Nothing should be left out: output all of the entries exactly.

----------

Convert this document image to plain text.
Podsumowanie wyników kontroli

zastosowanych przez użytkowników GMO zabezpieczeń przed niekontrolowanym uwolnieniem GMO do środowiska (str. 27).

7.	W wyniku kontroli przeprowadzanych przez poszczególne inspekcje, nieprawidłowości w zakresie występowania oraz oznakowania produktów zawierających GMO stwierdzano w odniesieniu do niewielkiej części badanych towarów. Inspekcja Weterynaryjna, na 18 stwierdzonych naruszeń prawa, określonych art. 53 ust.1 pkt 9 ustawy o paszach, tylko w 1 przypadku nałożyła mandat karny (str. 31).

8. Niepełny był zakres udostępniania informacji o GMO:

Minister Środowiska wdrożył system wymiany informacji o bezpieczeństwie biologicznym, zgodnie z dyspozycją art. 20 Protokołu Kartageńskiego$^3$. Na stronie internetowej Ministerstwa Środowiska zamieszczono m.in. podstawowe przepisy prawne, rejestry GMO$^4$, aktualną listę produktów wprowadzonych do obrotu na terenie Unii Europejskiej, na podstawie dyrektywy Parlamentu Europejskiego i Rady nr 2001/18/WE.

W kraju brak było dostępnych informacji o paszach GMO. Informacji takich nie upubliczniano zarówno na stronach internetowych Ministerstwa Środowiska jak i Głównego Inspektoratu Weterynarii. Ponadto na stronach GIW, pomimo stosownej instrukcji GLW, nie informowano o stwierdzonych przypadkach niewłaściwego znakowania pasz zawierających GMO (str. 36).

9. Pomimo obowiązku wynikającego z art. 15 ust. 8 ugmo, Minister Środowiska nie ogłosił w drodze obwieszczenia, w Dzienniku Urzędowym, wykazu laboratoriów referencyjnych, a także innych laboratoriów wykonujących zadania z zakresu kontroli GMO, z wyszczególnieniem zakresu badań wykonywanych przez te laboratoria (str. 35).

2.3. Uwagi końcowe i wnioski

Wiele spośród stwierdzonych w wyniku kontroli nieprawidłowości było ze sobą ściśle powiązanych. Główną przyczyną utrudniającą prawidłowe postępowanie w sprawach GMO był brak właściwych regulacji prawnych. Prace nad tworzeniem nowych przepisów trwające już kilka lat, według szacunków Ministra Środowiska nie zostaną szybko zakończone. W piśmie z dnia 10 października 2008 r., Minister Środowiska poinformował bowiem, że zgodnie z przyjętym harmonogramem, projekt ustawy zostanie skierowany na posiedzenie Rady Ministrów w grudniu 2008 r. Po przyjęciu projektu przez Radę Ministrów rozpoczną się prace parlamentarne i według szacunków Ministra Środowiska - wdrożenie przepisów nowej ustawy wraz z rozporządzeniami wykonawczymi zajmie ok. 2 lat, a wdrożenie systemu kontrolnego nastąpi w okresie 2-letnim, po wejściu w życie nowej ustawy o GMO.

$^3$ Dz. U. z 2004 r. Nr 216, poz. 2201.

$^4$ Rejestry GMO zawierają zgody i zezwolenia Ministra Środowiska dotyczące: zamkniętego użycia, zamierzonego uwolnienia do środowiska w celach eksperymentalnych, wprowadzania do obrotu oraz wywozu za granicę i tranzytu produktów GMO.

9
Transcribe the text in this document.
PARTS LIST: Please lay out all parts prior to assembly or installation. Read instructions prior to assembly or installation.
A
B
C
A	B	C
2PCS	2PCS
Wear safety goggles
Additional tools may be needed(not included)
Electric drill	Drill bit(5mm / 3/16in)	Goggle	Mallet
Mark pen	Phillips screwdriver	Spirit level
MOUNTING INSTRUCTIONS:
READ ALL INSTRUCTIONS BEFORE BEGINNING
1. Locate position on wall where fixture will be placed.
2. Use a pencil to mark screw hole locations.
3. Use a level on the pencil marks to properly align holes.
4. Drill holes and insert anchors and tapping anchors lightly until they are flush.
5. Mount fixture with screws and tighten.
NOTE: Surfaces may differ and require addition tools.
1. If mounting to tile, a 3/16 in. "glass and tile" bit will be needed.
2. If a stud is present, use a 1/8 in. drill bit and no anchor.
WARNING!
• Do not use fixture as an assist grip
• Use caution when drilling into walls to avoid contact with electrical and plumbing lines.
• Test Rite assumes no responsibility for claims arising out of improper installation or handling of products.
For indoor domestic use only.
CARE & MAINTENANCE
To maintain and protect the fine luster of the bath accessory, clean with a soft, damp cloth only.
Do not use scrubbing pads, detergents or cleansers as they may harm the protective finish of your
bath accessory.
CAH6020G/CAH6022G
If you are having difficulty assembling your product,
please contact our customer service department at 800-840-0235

----------

- **Correct answer**:
Convert this document image to plain text.
Podsumowanie wyników kontroli

zastosowanych przez użytkowników GMO zabezpieczeń przed niekontrolowanym uwolnieniem GMO do środowiska (str. 27).

7.	W wyniku kontroli przeprowadzanych przez poszczególne inspekcje, nieprawidłowości w zakresie występowania oraz oznakowania produktów zawierających GMO stwierdzano w odniesieniu do niewielkiej części badanych towarów. Inspekcja Weterynaryjna, na 18 stwierdzonych naruszeń prawa, określonych art. 53 ust.1 pkt 9 ustawy o paszach, tylko w 1 przypadku nałożyła mandat karny (str. 31).

8. Niepełny był zakres udostępniania informacji o GMO:

Minister Środowiska wdrożył system wymiany informacji o bezpieczeństwie biologicznym, zgodnie z dyspozycją art. 20 Protokołu Kartageńskiego$^3$. Na stronie internetowej Ministerstwa Środowiska zamieszczono m.in. podstawowe przepisy prawne, rejestry GMO$^4$, aktualną listę produktów wprowadzonych do obrotu na terenie Unii Europejskiej, na podstawie dyrektywy Parlamentu Europejskiego i Rady nr 2001/18/WE.

W kraju brak było dostępnych informacji o paszach GMO. Informacji takich nie upubliczniano zarówno na stronach internetowych Ministerstwa Środowiska jak i Głównego Inspektoratu Weterynarii. Ponadto na stronach GIW, pomimo stosownej instrukcji GLW, nie informowano o stwierdzonych przypadkach niewłaściwego znakowania pasz zawierających GMO (str. 36).

9. Pomimo obowiązku wynikającego z art. 15 ust. 8 ugmo, Minister Środowiska nie ogłosił w drodze obwieszczenia, w Dzienniku Urzędowym, wykazu laboratoriów referencyjnych, a także innych laboratoriów wykonujących zadania z zakresu kontroli GMO, z wyszczególnieniem zakresu badań wykonywanych przez te laboratoria (str. 35).

2.3. Uwagi końcowe i wnioski

Wiele spośród stwierdzonych w wyniku kontroli nieprawidłowości było ze sobą ściśle powiązanych. Główną przyczyną utrudniającą prawidłowe postępowanie w sprawach GMO był brak właściwych regulacji prawnych. Prace nad tworzeniem nowych przepisów trwające już kilka lat, według szacunków Ministra Środowiska nie zostaną szybko zakończone. W piśmie z dnia 10 października 2008 r., Minister Środowiska poinformował bowiem, że zgodnie z przyjętym harmonogramem, projekt ustawy zostanie skierowany na posiedzenie Rady Ministrów w grudniu 2008 r. Po przyjęciu projektu przez Radę Ministrów rozpoczną się prace parlamentarne i według szacunków Ministra Środowiska - wdrożenie przepisów nowej ustawy wraz z rozporządzeniami wykonawczymi zajmie ok. 2 lat, a wdrożenie systemu kontrolnego nastąpi w okresie 2-letnim, po wejściu w życie nowej ustawy o GMO.

$^3$ Dz. U. z 2004 r. Nr 216, poz. 2201.

$^4$ Rejestry GMO zawierają zgody i zezwolenia Ministra Środowiska dotyczące: zamkniętego użycia, zamierzonego uwolnienia do środowiska w celach eksperymentalnych, wprowadzania do obrotu oraz wywozu za granicę i tranzytu produktów GMO.

9
Transcribe the text in this document.
PARTS LIST: Please lay out all parts prior to assembly or installation. Read instructions prior to assembly or installation.
A
B
C
A	B	C
2PCS	2PCS
Wear safety goggles
Additional tools may be needed(not included)
Electric drill	Drill bit(5mm / 3/16in)	Goggle	Mallet
Mark pen	Phillips screwdriver	Spirit level
MOUNTING INSTRUCTIONS:
READ ALL INSTRUCTIONS BEFORE BEGINNING
1. Locate position on wall where fixture will be placed.
2. Use a pencil to mark screw hole locations.
3. Use a level on the pencil marks to properly align holes.
4. Drill holes and insert anchors and tapping anchors lightly until they are flush.
5. Mount fixture with screws and tighten.
NOTE: Surfaces may differ and require addition tools.
1. If mounting to tile, a 3/16 in. "glass and tile" bit will be needed.
2. If a stud is present, use a 1/8 in. drill bit and no anchor.
WARNING!
• Do not use fixture as an assist grip
• Use caution when drilling into walls to avoid contact with electrical and plumbing lines.
• Test Rite assumes no responsibility for claims arising out of improper installation or handling of products.
For indoor domestic use only.
CARE & MAINTENANCE
To maintain and protect the fine luster of the bath accessory, clean with a soft, damp cloth only.
Do not use scrubbing pads, detergents or cleansers as they may harm the protective finish of your
bath accessory.
CAH6020G/CAH6022G
If you are having difficulty assembling your product,
please contact our customer service department at 800-840-0235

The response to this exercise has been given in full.